══ Material ══

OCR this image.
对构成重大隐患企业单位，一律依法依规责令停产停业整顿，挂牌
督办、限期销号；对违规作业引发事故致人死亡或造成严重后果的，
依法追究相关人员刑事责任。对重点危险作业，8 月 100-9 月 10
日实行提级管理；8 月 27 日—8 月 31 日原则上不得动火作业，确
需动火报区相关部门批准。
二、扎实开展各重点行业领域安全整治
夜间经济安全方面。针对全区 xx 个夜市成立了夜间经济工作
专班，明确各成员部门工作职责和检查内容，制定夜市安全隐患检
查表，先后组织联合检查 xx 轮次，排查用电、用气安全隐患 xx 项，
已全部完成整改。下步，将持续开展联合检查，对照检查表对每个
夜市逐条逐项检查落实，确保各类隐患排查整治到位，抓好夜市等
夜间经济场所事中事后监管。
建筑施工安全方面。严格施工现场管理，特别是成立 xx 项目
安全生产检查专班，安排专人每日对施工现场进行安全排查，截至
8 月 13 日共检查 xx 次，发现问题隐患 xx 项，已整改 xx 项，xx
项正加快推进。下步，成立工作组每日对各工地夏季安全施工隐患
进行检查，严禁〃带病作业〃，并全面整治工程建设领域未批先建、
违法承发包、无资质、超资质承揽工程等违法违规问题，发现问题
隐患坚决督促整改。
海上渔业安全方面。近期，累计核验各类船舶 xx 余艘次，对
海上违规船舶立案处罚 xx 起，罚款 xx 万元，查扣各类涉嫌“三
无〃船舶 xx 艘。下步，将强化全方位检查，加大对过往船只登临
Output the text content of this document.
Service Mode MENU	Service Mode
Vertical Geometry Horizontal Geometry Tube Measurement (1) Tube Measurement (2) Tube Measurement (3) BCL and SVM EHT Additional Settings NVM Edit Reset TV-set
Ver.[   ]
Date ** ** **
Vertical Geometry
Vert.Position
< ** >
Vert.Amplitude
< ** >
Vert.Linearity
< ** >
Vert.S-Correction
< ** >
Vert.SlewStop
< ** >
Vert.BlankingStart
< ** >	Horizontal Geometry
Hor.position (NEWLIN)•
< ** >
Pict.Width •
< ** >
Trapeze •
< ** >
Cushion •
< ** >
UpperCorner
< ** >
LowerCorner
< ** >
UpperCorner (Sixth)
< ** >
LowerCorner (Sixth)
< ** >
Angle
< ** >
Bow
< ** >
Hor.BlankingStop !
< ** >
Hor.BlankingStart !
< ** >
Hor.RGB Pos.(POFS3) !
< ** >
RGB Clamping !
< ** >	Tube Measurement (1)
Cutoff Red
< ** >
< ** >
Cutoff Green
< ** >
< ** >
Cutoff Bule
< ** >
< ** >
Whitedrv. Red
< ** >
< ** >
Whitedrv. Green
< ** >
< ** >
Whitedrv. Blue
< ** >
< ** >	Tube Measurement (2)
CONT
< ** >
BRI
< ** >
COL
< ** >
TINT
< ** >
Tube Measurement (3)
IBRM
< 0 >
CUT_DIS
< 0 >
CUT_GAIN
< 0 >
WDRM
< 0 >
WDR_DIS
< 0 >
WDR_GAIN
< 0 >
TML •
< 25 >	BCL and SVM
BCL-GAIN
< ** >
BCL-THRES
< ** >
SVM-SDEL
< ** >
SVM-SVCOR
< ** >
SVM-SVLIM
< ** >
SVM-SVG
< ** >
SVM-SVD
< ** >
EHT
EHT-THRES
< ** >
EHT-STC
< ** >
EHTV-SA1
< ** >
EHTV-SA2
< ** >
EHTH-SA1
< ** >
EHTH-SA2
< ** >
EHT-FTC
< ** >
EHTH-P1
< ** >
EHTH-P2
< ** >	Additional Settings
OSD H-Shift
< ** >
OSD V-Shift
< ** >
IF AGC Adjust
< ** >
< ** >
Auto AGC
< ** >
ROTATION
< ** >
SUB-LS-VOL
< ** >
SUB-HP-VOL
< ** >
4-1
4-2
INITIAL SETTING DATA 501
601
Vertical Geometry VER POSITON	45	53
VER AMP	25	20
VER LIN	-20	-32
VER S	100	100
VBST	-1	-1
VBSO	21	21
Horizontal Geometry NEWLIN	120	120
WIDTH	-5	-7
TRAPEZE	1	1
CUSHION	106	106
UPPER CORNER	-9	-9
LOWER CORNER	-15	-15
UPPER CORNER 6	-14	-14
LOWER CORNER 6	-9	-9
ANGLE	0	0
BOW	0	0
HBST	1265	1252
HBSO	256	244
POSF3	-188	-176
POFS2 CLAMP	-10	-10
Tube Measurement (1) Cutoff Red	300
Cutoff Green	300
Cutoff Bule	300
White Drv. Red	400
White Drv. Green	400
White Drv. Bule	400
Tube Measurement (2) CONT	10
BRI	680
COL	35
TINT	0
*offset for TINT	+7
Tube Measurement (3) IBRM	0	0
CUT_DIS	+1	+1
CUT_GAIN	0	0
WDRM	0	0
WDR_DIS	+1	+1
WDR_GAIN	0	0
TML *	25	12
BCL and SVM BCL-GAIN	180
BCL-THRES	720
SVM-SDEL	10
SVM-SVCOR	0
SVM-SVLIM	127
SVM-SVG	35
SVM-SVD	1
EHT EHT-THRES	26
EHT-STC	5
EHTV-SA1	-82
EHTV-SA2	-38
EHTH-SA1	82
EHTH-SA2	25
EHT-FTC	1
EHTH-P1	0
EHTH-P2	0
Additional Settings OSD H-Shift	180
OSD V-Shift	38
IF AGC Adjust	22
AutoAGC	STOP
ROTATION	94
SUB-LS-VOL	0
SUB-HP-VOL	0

═══

● **Instruction**:
Transcribe every entry verbatim.

● **Written solution**:
OCR this image.
对构成重大隐患企业单位，一律依法依规责令停产停业整顿，挂牌
督办、限期销号；对违规作业引发事故致人死亡或造成严重后果的，
依法追究相关人员刑事责任。对重点危险作业，8 月 100-9 月 10
日实行提级管理；8 月 27 日—8 月 31 日原则上不得动火作业，确
需动火报区相关部门批准。
二、扎实开展各重点行业领域安全整治
夜间经济安全方面。针对全区 xx 个夜市成立了夜间经济工作
专班，明确各成员部门工作职责和检查内容，制定夜市安全隐患检
查表，先后组织联合检查 xx 轮次，排查用电、用气安全隐患 xx 项，
已全部完成整改。下步，将持续开展联合检查，对照检查表对每个
夜市逐条逐项检查落实，确保各类隐患排查整治到位，抓好夜市等
夜间经济场所事中事后监管。
建筑施工安全方面。严格施工现场管理，特别是成立 xx 项目
安全生产检查专班，安排专人每日对施工现场进行安全排查，截至
8 月 13 日共检查 xx 次，发现问题隐患 xx 项，已整改 xx 项，xx
项正加快推进。下步，成立工作组每日对各工地夏季安全施工隐患
进行检查，严禁〃带病作业〃，并全面整治工程建设领域未批先建、
违法承发包、无资质、超资质承揽工程等违法违规问题，发现问题
隐患坚决督促整改。
海上渔业安全方面。近期，累计核验各类船舶 xx 余艘次，对
海上违规船舶立案处罚 xx 起，罚款 xx 万元，查扣各类涉嫌“三
无〃船舶 xx 艘。下步，将强化全方位检查，加大对过往船只登临
Output the text content of this document.
Service Mode MENU	Service Mode
Vertical Geometry Horizontal Geometry Tube Measurement (1) Tube Measurement (2) Tube Measurement (3) BCL and SVM EHT Additional Settings NVM Edit Reset TV-set
Ver.[   ]
Date ** ** **
Vertical Geometry
Vert.Position
< ** >
Vert.Amplitude
< ** >
Vert.Linearity
< ** >
Vert.S-Correction
< ** >
Vert.SlewStop
< ** >
Vert.BlankingStart
< ** >	Horizontal Geometry
Hor.position (NEWLIN)•
< ** >
Pict.Width •
< ** >
Trapeze •
< ** >
Cushion •
< ** >
UpperCorner
< ** >
LowerCorner
< ** >
UpperCorner (Sixth)
< ** >
LowerCorner (Sixth)
< ** >
Angle
< ** >
Bow
< ** >
Hor.BlankingStop !
< ** >
Hor.BlankingStart !
< ** >
Hor.RGB Pos.(POFS3) !
< ** >
RGB Clamping !
< ** >	Tube Measurement (1)
Cutoff Red
< ** >
< ** >
Cutoff Green
< ** >
< ** >
Cutoff Bule
< ** >
< ** >
Whitedrv. Red
< ** >
< ** >
Whitedrv. Green
< ** >
< ** >
Whitedrv. Blue
< ** >
< ** >	Tube Measurement (2)
CONT
< ** >
BRI
< ** >
COL
< ** >
TINT
< ** >
Tube Measurement (3)
IBRM
< 0 >
CUT_DIS
< 0 >
CUT_GAIN
< 0 >
WDRM
< 0 >
WDR_DIS
< 0 >
WDR_GAIN
< 0 >
TML •
< 25 >	BCL and SVM
BCL-GAIN
< ** >
BCL-THRES
< ** >
SVM-SDEL
< ** >
SVM-SVCOR
< ** >
SVM-SVLIM
< ** >
SVM-SVG
< ** >
SVM-SVD
< ** >
EHT
EHT-THRES
< ** >
EHT-STC
< ** >
EHTV-SA1
< ** >
EHTV-SA2
< ** >
EHTH-SA1
< ** >
EHTH-SA2
< ** >
EHT-FTC
< ** >
EHTH-P1
< ** >
EHTH-P2
< ** >	Additional Settings
OSD H-Shift
< ** >
OSD V-Shift
< ** >
IF AGC Adjust
< ** >
< ** >
Auto AGC
< ** >
ROTATION
< ** >
SUB-LS-VOL
< ** >
SUB-HP-VOL
< ** >
4-1
4-2
INITIAL SETTING DATA 501
601
Vertical Geometry VER POSITON	45	53
VER AMP	25	20
VER LIN	-20	-32
VER S	100	100
VBST	-1	-1
VBSO	21	21
Horizontal Geometry NEWLIN	120	120
WIDTH	-5	-7
TRAPEZE	1	1
CUSHION	106	106
UPPER CORNER	-9	-9
LOWER CORNER	-15	-15
UPPER CORNER 6	-14	-14
LOWER CORNER 6	-9	-9
ANGLE	0	0
BOW	0	0
HBST	1265	1252
HBSO	256	244
POSF3	-188	-176
POFS2 CLAMP	-10	-10
Tube Measurement (1) Cutoff Red	300
Cutoff Green	300
Cutoff Bule	300
White Drv. Red	400
White Drv. Green	400
White Drv. Bule	400
Tube Measurement (2) CONT	10
BRI	680
COL	35
TINT	0
*offset for TINT	+7
Tube Measurement (3) IBRM	0	0
CUT_DIS	+1	+1
CUT_GAIN	0	0
WDRM	0	0
WDR_DIS	+1	+1
WDR_GAIN	0	0
TML *	25	12
BCL and SVM BCL-GAIN	180
BCL-THRES	720
SVM-SDEL	10
SVM-SVCOR	0
SVM-SVLIM	127
SVM-SVG	35
SVM-SVD	1
EHT EHT-THRES	26
EHT-STC	5
EHTV-SA1	-82
EHTV-SA2	-38
EHTH-SA1	82
EHTH-SA2	25
EHT-FTC	1
EHTH-P1	0
EHTH-P2	0
Additional Settings OSD H-Shift	180
OSD V-Shift	38
IF AGC Adjust	22
AutoAGC	STOP
ROTATION	94
SUB-LS-VOL	0
SUB-HP-VOL	0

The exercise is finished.